> **Problem set**
A. List every news organization that the marrow donation article says called after the story about Lyle ran.
B. In the marrow donation article, how long will Lyle need to rest after the marrow is extracted?
C. Reproduce everything from "Word spread quickly" down to "is so good." in the marrow donation article, switching "press" to "media".

> **Text segment**

The marrow will be extracted from his pelvic bone. He’ll need three to four weeks of rest, not permitted to lift anything that weighs at least 20 pounds, much less spin and spin and spin again, before throwing a 16-pound hammer or shot put, on a delicate pelvis.

All this as the most important portion of the spring, known as the championship season, approaches.

“They said I’d probably never get a call because the odds are ridiculous,” Lyle said, shortly before heading down to Boston last night. “That’s why I was shocked when I got a call, but I said yes right away because they told me the odds, and I thought absolutely that I had to do it.”

Word spread quickly yesterday, after the Eagle-Tribune ran a story about Lyle

and the decision he had made to retire from track prematurely. ESPN, The Boston Globe, CBS and NBC called.

Lyle has no idea who told the press, saying, “No one in my family did it. I’m not mad at it, but I wasn’t doing it for this reason. I didn’t expect or want this. I wasn’t donating my marrow to get famous. It’s been crazy, actually.”

That’s because the story is so good.

The media wanted to know about the kid who regularly finished first in the shot put and hammer throw during his career at UNH, about the athlete who had his cheek swabbed through a donor program sponsored by the UNH football team, then went about his business of college life, with his studies and his girlfriend and his athletic career.

> **Material shown**

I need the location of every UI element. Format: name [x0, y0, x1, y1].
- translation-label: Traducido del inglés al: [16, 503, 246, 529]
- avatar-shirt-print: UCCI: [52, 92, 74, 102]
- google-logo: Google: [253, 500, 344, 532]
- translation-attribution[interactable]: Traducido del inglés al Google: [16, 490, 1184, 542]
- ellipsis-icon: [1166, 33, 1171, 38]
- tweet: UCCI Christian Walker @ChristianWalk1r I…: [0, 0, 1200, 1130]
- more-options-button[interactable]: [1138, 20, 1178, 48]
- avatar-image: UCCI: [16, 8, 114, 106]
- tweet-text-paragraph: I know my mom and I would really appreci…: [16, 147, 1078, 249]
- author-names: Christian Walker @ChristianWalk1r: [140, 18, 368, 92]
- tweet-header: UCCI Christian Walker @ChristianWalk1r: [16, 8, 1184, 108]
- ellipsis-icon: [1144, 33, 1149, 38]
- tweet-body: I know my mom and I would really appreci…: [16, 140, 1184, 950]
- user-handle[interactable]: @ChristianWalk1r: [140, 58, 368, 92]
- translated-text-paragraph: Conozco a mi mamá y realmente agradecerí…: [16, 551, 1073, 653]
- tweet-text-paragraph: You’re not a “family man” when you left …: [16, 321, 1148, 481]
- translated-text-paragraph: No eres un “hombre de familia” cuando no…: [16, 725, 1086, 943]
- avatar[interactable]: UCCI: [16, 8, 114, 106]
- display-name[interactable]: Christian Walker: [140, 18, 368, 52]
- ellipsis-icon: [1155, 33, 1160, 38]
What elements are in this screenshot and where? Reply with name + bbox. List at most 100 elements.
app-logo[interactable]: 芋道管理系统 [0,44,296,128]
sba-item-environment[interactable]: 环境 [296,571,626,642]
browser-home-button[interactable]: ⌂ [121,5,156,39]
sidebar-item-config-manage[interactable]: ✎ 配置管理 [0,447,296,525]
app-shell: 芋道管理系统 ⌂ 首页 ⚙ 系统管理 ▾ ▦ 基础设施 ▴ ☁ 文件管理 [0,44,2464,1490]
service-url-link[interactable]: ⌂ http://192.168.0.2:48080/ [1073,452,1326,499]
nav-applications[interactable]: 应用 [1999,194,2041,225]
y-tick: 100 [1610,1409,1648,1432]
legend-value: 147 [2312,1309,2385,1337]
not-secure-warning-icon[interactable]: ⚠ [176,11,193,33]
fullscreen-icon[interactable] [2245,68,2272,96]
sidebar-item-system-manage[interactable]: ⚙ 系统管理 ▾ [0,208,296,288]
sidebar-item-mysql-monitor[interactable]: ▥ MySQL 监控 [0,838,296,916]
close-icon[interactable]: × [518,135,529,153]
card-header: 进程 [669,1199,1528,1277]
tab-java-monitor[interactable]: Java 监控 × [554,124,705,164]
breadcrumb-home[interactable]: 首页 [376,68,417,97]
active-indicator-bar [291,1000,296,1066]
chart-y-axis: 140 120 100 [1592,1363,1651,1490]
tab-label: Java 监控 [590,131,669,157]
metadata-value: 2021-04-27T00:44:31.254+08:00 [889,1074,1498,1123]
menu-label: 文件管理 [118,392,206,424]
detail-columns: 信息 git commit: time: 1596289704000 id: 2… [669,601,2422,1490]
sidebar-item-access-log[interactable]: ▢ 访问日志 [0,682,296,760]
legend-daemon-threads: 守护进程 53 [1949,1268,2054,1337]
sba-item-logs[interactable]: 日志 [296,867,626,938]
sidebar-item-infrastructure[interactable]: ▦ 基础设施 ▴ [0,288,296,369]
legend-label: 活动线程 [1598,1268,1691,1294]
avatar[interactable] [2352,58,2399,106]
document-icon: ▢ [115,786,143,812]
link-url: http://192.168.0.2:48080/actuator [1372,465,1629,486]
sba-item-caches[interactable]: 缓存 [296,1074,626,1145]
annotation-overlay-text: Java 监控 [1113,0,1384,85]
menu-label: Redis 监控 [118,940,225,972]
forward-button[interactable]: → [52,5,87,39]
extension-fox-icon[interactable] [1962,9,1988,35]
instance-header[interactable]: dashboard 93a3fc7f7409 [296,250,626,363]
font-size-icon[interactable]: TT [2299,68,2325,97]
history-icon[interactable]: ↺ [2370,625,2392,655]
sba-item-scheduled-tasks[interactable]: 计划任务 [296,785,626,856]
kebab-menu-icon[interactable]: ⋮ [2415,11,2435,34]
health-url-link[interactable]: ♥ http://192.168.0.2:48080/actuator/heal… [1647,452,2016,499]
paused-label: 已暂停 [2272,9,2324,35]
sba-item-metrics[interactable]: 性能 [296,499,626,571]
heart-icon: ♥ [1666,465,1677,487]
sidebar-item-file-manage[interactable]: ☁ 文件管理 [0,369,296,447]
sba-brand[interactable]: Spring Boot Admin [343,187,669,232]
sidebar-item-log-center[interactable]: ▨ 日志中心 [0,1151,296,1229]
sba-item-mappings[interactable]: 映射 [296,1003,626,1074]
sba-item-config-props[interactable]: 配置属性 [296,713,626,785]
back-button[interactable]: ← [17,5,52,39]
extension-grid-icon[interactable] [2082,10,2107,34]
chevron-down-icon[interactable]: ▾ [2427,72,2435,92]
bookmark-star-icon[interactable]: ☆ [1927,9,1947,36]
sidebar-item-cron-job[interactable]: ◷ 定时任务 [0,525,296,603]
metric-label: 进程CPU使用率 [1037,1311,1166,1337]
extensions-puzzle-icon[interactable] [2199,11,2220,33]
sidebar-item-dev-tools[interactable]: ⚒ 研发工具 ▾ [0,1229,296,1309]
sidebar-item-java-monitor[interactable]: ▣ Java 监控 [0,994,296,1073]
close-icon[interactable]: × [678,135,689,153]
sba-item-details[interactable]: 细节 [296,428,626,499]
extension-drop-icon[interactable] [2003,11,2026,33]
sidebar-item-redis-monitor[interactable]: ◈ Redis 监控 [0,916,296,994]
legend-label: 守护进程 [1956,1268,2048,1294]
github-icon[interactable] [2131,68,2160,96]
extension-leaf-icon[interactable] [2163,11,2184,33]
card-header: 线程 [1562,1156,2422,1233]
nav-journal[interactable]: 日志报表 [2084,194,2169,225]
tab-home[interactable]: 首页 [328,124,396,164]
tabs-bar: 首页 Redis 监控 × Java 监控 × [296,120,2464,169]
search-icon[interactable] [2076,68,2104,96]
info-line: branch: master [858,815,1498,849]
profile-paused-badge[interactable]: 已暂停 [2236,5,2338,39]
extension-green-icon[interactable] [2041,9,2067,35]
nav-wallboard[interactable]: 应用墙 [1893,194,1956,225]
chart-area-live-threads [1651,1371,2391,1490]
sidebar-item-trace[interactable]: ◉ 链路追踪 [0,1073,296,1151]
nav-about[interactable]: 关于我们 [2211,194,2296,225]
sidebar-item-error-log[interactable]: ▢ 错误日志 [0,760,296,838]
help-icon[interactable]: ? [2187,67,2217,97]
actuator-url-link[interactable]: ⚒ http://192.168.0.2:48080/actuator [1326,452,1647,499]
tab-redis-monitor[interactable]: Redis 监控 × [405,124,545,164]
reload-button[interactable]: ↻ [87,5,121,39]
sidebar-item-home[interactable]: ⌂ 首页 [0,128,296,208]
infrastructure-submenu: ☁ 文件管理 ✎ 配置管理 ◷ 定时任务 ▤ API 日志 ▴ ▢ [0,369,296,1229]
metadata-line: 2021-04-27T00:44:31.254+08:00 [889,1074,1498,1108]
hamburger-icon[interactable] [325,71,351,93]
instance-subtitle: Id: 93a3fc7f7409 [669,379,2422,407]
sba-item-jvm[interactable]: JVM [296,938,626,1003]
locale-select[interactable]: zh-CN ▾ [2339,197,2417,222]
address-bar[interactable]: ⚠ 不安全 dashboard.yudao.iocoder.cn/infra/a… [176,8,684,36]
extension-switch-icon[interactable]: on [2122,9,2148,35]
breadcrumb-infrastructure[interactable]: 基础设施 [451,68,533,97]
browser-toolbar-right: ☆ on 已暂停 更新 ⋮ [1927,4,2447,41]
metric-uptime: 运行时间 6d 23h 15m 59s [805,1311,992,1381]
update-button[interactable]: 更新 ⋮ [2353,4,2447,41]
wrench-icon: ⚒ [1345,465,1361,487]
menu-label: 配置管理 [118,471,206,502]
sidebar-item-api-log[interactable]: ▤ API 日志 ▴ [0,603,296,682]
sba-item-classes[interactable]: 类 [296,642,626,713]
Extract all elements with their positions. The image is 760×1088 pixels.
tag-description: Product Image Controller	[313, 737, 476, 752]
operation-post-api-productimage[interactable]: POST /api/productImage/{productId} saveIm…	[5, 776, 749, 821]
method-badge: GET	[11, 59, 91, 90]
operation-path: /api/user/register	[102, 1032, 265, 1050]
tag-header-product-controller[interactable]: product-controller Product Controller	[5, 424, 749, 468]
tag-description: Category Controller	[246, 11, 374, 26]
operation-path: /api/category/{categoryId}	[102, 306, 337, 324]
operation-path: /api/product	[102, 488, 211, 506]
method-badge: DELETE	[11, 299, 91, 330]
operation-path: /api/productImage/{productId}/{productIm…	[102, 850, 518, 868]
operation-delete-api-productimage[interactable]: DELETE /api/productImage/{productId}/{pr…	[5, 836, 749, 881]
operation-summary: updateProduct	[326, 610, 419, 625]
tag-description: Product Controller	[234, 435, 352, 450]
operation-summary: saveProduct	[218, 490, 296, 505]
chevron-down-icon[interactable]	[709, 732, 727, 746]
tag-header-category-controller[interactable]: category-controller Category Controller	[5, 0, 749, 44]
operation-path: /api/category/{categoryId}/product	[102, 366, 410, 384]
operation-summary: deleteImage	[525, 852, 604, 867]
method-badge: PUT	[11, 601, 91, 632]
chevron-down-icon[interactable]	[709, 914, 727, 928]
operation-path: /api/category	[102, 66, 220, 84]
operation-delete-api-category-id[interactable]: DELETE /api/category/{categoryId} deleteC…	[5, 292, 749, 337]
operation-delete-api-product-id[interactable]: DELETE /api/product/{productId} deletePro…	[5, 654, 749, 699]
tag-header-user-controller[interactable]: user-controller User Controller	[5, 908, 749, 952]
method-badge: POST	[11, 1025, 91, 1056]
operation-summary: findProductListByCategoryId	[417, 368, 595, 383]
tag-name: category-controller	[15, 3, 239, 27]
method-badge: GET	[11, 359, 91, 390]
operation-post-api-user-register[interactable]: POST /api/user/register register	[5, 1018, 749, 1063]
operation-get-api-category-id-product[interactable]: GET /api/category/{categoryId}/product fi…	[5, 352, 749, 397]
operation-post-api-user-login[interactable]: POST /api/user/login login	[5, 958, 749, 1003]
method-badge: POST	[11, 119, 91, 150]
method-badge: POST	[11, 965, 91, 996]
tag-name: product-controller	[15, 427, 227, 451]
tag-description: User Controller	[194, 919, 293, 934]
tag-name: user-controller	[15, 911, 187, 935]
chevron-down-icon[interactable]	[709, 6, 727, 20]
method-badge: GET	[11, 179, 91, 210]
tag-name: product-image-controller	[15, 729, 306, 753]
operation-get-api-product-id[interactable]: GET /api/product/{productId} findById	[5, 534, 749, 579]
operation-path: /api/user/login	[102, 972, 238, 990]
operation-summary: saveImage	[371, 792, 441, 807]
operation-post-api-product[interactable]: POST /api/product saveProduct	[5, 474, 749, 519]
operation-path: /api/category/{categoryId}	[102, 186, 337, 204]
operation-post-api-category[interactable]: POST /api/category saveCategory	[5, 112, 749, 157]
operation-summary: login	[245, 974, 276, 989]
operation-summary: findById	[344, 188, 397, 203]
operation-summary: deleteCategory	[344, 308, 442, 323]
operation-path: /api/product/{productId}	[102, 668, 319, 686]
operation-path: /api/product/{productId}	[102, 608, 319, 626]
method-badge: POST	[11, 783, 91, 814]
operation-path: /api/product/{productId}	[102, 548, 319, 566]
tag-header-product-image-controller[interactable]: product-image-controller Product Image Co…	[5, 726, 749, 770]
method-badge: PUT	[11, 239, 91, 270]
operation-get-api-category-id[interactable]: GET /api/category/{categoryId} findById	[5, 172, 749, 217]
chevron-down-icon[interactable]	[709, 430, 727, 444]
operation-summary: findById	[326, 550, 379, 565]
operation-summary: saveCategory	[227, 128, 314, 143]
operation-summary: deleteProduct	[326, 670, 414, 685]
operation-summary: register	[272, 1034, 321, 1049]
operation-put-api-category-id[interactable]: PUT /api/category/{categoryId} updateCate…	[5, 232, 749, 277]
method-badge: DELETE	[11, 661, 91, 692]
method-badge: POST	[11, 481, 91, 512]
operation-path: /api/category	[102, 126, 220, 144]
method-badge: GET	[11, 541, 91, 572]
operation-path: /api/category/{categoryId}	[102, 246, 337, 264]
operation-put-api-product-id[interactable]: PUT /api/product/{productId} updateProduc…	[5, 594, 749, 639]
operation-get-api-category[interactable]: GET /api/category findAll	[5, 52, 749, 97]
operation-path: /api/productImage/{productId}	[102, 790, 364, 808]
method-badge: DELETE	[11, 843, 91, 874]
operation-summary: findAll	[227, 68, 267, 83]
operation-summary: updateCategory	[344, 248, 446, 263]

> **Outputs**
A. ESPN, The Boston Globe, CBS, NBC

B. Three to four weeks.

C.
Word spread quickly yesterday, after the Eagle-Tribune ran a story about Lyle

and the decision he had made to retire from track prematurely. ESPN, The Boston Globe, CBS and NBC called.

Lyle has no idea who told the media, saying, “No one in my family did it. I’m not mad at it, but I wasn’t doing it for this reason. I didn’t expect or want this. I wasn’t donating my marrow to get famous. It’s been crazy, actually.”

That’s because the story is so good.